- [Do this]
Pick out the lines containing "ylabel".

- [Material provided]
++++++++++++++++++++

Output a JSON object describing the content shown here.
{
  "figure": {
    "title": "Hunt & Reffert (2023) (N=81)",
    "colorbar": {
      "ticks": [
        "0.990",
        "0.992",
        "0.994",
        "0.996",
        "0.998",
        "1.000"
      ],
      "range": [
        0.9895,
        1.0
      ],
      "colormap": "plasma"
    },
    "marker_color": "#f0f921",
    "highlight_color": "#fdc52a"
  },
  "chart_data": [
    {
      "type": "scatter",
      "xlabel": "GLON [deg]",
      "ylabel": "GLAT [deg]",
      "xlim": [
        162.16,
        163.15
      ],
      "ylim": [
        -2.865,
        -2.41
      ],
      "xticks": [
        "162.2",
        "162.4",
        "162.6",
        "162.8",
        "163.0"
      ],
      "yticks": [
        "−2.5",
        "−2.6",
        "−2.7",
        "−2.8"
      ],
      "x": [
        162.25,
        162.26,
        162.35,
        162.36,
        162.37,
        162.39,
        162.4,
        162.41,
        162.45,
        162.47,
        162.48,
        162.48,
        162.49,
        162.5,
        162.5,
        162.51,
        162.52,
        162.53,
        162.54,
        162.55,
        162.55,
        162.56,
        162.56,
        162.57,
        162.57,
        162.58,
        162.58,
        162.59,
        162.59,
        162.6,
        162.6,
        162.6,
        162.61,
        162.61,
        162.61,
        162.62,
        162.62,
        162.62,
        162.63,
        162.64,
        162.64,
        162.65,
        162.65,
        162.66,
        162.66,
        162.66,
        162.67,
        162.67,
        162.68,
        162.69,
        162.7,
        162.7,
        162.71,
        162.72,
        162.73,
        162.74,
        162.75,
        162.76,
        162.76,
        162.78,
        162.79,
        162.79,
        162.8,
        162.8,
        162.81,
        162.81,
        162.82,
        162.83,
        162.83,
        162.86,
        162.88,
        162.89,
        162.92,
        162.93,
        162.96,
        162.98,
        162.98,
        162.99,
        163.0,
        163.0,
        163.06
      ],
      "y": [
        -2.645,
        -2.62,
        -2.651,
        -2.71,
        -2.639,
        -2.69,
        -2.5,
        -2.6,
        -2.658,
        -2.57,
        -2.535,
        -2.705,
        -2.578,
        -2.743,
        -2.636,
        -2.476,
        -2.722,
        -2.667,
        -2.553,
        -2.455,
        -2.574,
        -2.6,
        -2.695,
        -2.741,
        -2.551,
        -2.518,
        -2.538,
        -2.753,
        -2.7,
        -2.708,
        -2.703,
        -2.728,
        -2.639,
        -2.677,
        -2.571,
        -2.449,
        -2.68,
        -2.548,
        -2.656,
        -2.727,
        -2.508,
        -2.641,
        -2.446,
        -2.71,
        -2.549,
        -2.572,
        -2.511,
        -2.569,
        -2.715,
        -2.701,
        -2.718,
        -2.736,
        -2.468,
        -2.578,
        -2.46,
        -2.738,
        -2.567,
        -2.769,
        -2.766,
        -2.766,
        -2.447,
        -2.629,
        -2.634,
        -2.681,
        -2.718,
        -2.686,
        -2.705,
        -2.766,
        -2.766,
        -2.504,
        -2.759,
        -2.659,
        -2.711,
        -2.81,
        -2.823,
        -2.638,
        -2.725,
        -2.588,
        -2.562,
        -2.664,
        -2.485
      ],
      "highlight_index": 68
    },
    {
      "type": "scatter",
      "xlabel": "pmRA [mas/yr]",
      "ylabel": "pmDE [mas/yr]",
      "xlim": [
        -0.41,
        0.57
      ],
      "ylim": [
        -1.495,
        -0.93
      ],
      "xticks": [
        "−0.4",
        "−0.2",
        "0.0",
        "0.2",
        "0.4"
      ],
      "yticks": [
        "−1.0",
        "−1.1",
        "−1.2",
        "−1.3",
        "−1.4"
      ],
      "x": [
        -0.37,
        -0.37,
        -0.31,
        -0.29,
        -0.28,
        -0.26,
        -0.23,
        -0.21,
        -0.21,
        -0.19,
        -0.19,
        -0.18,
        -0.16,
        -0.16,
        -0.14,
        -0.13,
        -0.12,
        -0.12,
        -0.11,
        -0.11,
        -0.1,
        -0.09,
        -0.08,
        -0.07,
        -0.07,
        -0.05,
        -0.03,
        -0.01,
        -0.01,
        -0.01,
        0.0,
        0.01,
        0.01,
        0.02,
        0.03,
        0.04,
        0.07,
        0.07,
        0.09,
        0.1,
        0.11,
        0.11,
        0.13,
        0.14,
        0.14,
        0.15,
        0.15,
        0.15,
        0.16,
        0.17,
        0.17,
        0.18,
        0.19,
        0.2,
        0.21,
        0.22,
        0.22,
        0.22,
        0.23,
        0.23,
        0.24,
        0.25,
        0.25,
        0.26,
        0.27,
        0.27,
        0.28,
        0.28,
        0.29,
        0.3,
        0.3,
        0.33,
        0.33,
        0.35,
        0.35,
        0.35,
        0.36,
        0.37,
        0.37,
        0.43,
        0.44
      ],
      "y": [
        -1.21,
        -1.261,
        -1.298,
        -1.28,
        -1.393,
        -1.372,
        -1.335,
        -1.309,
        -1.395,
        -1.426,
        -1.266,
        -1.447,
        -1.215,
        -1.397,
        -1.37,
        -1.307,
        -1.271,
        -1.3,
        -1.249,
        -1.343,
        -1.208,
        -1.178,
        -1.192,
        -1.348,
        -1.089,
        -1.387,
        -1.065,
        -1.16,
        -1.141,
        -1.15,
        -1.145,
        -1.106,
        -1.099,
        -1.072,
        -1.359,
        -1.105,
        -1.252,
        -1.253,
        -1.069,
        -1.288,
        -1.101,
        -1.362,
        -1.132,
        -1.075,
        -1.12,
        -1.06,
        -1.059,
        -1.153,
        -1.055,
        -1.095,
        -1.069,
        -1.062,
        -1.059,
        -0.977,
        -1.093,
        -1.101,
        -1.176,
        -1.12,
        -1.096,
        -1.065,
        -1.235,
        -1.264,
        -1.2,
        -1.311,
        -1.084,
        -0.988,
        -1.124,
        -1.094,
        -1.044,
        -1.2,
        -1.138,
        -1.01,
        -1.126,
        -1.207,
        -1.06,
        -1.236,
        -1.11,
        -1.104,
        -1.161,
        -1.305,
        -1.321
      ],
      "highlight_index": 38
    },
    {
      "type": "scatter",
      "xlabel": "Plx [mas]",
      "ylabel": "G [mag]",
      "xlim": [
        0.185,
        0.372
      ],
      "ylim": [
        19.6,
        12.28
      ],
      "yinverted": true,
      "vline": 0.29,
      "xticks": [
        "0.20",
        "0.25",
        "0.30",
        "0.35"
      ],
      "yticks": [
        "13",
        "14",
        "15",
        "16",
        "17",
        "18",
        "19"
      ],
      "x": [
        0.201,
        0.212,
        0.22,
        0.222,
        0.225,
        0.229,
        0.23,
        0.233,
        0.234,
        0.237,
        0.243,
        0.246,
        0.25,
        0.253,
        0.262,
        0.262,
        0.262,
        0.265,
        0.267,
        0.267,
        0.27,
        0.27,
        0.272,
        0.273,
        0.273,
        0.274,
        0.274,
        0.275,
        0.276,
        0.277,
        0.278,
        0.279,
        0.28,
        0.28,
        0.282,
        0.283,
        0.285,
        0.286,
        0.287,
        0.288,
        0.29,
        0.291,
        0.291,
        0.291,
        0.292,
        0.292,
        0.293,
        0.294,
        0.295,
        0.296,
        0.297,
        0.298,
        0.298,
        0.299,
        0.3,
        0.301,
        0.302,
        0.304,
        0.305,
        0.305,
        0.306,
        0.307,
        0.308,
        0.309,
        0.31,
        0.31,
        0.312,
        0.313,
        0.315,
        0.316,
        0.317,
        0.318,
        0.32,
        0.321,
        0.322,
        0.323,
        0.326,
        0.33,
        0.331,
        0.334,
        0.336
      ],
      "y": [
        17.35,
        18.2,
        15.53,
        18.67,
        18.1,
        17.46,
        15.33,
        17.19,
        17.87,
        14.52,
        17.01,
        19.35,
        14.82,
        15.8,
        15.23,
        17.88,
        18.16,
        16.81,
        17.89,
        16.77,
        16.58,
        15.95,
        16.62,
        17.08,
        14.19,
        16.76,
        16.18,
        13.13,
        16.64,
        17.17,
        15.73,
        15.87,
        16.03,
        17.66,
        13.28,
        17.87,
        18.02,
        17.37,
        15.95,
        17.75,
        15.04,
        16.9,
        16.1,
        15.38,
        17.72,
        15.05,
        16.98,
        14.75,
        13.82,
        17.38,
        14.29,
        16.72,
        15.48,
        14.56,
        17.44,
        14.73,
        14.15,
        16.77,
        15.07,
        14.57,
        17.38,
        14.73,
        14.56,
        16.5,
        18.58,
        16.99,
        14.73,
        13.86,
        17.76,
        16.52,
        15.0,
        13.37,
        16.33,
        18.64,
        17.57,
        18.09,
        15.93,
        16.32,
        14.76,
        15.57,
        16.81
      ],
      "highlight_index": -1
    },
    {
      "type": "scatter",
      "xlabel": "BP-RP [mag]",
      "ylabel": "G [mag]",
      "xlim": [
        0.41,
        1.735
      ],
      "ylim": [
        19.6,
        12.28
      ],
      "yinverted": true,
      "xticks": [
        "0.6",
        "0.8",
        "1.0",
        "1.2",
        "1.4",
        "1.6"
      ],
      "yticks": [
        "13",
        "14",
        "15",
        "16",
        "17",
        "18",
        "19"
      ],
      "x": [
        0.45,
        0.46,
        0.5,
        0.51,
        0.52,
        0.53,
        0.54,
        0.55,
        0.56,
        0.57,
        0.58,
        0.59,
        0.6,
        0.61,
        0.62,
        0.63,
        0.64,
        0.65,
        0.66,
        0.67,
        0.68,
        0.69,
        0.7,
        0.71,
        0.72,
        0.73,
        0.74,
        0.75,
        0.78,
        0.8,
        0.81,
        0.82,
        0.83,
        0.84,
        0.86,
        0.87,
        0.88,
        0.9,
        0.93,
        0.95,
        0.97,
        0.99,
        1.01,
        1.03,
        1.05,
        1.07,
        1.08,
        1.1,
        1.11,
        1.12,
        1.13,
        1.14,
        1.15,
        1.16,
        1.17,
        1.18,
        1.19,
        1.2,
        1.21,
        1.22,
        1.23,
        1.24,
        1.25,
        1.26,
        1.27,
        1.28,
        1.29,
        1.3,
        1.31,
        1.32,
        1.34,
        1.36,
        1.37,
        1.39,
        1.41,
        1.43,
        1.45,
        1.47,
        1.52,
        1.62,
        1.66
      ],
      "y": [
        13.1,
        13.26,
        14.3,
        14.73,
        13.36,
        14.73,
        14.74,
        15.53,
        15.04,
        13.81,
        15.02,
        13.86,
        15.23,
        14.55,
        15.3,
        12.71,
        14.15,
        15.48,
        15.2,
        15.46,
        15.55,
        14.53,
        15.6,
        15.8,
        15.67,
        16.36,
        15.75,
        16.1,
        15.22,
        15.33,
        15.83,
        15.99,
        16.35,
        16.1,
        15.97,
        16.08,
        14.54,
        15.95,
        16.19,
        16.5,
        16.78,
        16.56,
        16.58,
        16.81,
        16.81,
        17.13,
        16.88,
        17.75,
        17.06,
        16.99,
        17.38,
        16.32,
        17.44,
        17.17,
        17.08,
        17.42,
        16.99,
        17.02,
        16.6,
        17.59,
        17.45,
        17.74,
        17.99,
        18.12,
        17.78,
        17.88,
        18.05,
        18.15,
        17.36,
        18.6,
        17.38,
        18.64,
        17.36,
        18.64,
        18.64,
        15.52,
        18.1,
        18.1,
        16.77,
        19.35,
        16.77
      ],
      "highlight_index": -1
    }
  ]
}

++++++++++++++++++++

- [Reply]
      "ylabel": "GLAT [deg]",
      "ylabel": "pmDE [mas/yr]",
      "ylabel": "G [mag]",
      "ylabel": "G [mag]",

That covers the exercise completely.